RECORDS SHOWN:
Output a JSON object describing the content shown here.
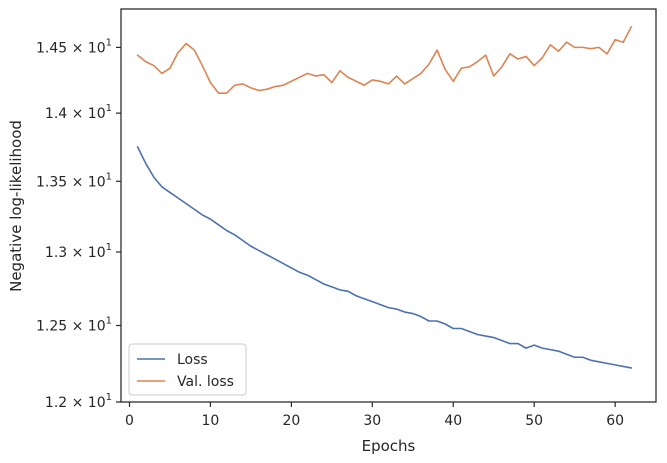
{
  "chart_data": {
    "type": "line",
    "title": "",
    "xlabel": "Epochs",
    "ylabel": "Negative log-likelihood",
    "xlim": [
      -1.05,
      65.05
    ],
    "ylim": [
      12.0,
      14.8
    ],
    "yscale": "log",
    "grid": false,
    "legend_position": "lower-left",
    "x_ticks": [
      0,
      10,
      20,
      30,
      40,
      50,
      60
    ],
    "y_ticks": [
      {
        "value": 12.0,
        "mantissa": "1.2",
        "base": "10",
        "exp": "1"
      },
      {
        "value": 12.5,
        "mantissa": "1.25",
        "base": "10",
        "exp": "1"
      },
      {
        "value": 13.0,
        "mantissa": "1.3",
        "base": "10",
        "exp": "1"
      },
      {
        "value": 13.5,
        "mantissa": "1.35",
        "base": "10",
        "exp": "1"
      },
      {
        "value": 14.0,
        "mantissa": "1.4",
        "base": "10",
        "exp": "1"
      },
      {
        "value": 14.5,
        "mantissa": "1.45",
        "base": "10",
        "exp": "1"
      }
    ],
    "series": [
      {
        "name": "Loss",
        "color": "#4c72b0",
        "x": [
          1,
          2,
          3,
          4,
          5,
          6,
          7,
          8,
          9,
          10,
          11,
          12,
          13,
          14,
          15,
          16,
          17,
          18,
          19,
          20,
          21,
          22,
          23,
          24,
          25,
          26,
          27,
          28,
          29,
          30,
          31,
          32,
          33,
          34,
          35,
          36,
          37,
          38,
          39,
          40,
          41,
          42,
          43,
          44,
          45,
          46,
          47,
          48,
          49,
          50,
          51,
          52,
          53,
          54,
          55,
          56,
          57,
          58,
          59,
          60,
          61,
          62
        ],
        "y": [
          13.75,
          13.63,
          13.53,
          13.46,
          13.42,
          13.38,
          13.34,
          13.3,
          13.26,
          13.23,
          13.19,
          13.15,
          13.12,
          13.08,
          13.04,
          13.01,
          12.98,
          12.95,
          12.92,
          12.89,
          12.86,
          12.84,
          12.81,
          12.78,
          12.76,
          12.74,
          12.73,
          12.7,
          12.68,
          12.66,
          12.64,
          12.62,
          12.61,
          12.59,
          12.58,
          12.56,
          12.53,
          12.53,
          12.51,
          12.48,
          12.48,
          12.46,
          12.44,
          12.43,
          12.42,
          12.4,
          12.38,
          12.38,
          12.35,
          12.37,
          12.35,
          12.34,
          12.33,
          12.31,
          12.29,
          12.29,
          12.27,
          12.26,
          12.25,
          12.24,
          12.23,
          12.22
        ]
      },
      {
        "name": "Val. loss",
        "color": "#dd8452",
        "x": [
          1,
          2,
          3,
          4,
          5,
          6,
          7,
          8,
          9,
          10,
          11,
          12,
          13,
          14,
          15,
          16,
          17,
          18,
          19,
          20,
          21,
          22,
          23,
          24,
          25,
          26,
          27,
          28,
          29,
          30,
          31,
          32,
          33,
          34,
          35,
          36,
          37,
          38,
          39,
          40,
          41,
          42,
          43,
          44,
          45,
          46,
          47,
          48,
          49,
          50,
          51,
          52,
          53,
          54,
          55,
          56,
          57,
          58,
          59,
          60,
          61,
          62
        ],
        "y": [
          14.44,
          14.39,
          14.36,
          14.3,
          14.34,
          14.46,
          14.53,
          14.48,
          14.36,
          14.23,
          14.15,
          14.15,
          14.21,
          14.22,
          14.19,
          14.17,
          14.18,
          14.2,
          14.21,
          14.24,
          14.27,
          14.3,
          14.28,
          14.29,
          14.23,
          14.32,
          14.27,
          14.24,
          14.21,
          14.25,
          14.24,
          14.22,
          14.28,
          14.22,
          14.26,
          14.3,
          14.37,
          14.48,
          14.33,
          14.24,
          14.34,
          14.35,
          14.39,
          14.44,
          14.28,
          14.35,
          14.45,
          14.41,
          14.43,
          14.36,
          14.42,
          14.52,
          14.47,
          14.54,
          14.5,
          14.5,
          14.49,
          14.5,
          14.45,
          14.56,
          14.54,
          14.66
        ]
      }
    ]
  }
}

TASK DETAILS: Transcribe the records verbatim and omit the images.

ANSWER TO THE TASK:
Output a JSON object describing the content shown here.
{
  "chart_data": {
    "type": "line",
    "title": "",
    "xlabel": "Epochs",
    "ylabel": "Negative log-likelihood",
    "xlim": [
      -1.05,
      65.05
    ],
    "ylim": [
      12.0,
      14.8
    ],
    "yscale": "log",
    "grid": false,
    "legend_position": "lower-left",
    "x_ticks": [
      0,
      10,
      20,
      30,
      40,
      50,
      60
    ],
    "y_ticks": [
      {
        "value": 12.0,
        "mantissa": "1.2",
        "base": "10",
        "exp": "1"
      },
      {
        "value": 12.5,
        "mantissa": "1.25",
        "base": "10",
        "exp": "1"
      },
      {
        "value": 13.0,
        "mantissa": "1.3",
        "base": "10",
        "exp": "1"
      },
      {
        "value": 13.5,
        "mantissa": "1.35",
        "base": "10",
        "exp": "1"
      },
      {
        "value": 14.0,
        "mantissa": "1.4",
        "base": "10",
        "exp": "1"
      },
      {
        "value": 14.5,
        "mantissa": "1.45",
        "base": "10",
        "exp": "1"
      }
    ],
    "series": [
      {
        "name": "Loss",
        "color": "#4c72b0",
        "x": [
          1,
          2,
          3,
          4,
          5,
          6,
          7,
          8,
          9,
          10,
          11,
          12,
          13,
          14,
          15,
          16,
          17,
          18,
          19,
          20,
          21,
          22,
          23,
          24,
          25,
          26,
          27,
          28,
          29,
          30,
          31,
          32,
          33,
          34,
          35,
          36,
          37,
          38,
          39,
          40,
          41,
          42,
          43,
          44,
          45,
          46,
          47,
          48,
          49,
          50,
          51,
          52,
          53,
          54,
          55,
          56,
          57,
          58,
          59,
          60,
          61,
          62
        ],
        "y": [
          13.75,
          13.63,
          13.53,
          13.46,
          13.42,
          13.38,
          13.34,
          13.3,
          13.26,
          13.23,
          13.19,
          13.15,
          13.12,
          13.08,
          13.04,
          13.01,
          12.98,
          12.95,
          12.92,
          12.89,
          12.86,
          12.84,
          12.81,
          12.78,
          12.76,
          12.74,
          12.73,
          12.7,
          12.68,
          12.66,
          12.64,
          12.62,
          12.61,
          12.59,
          12.58,
          12.56,
          12.53,
          12.53,
          12.51,
          12.48,
          12.48,
          12.46,
          12.44,
          12.43,
          12.42,
          12.4,
          12.38,
          12.38,
          12.35,
          12.37,
          12.35,
          12.34,
          12.33,
          12.31,
          12.29,
          12.29,
          12.27,
          12.26,
          12.25,
          12.24,
          12.23,
          12.22
        ]
      },
      {
        "name": "Val. loss",
        "color": "#dd8452",
        "x": [
          1,
          2,
          3,
          4,
          5,
          6,
          7,
          8,
          9,
          10,
          11,
          12,
          13,
          14,
          15,
          16,
          17,
          18,
          19,
          20,
          21,
          22,
          23,
          24,
          25,
          26,
          27,
          28,
          29,
          30,
          31,
          32,
          33,
          34,
          35,
          36,
          37,
          38,
          39,
          40,
          41,
          42,
          43,
          44,
          45,
          46,
          47,
          48,
          49,
          50,
          51,
          52,
          53,
          54,
          55,
          56,
          57,
          58,
          59,
          60,
          61,
          62
        ],
        "y": [
          14.44,
          14.39,
          14.36,
          14.3,
          14.34,
          14.46,
          14.53,
          14.48,
          14.36,
          14.23,
          14.15,
          14.15,
          14.21,
          14.22,
          14.19,
          14.17,
          14.18,
          14.2,
          14.21,
          14.24,
          14.27,
          14.3,
          14.28,
          14.29,
          14.23,
          14.32,
          14.27,
          14.24,
          14.21,
          14.25,
          14.24,
          14.22,
          14.28,
          14.22,
          14.26,
          14.3,
          14.37,
          14.48,
          14.33,
          14.24,
          14.34,
          14.35,
          14.39,
          14.44,
          14.28,
          14.35,
          14.45,
          14.41,
          14.43,
          14.36,
          14.42,
          14.52,
          14.47,
          14.54,
          14.5,
          14.5,
          14.49,
          14.5,
          14.45,
          14.56,
          14.54,
          14.66
        ]
      }
    ]
  }
}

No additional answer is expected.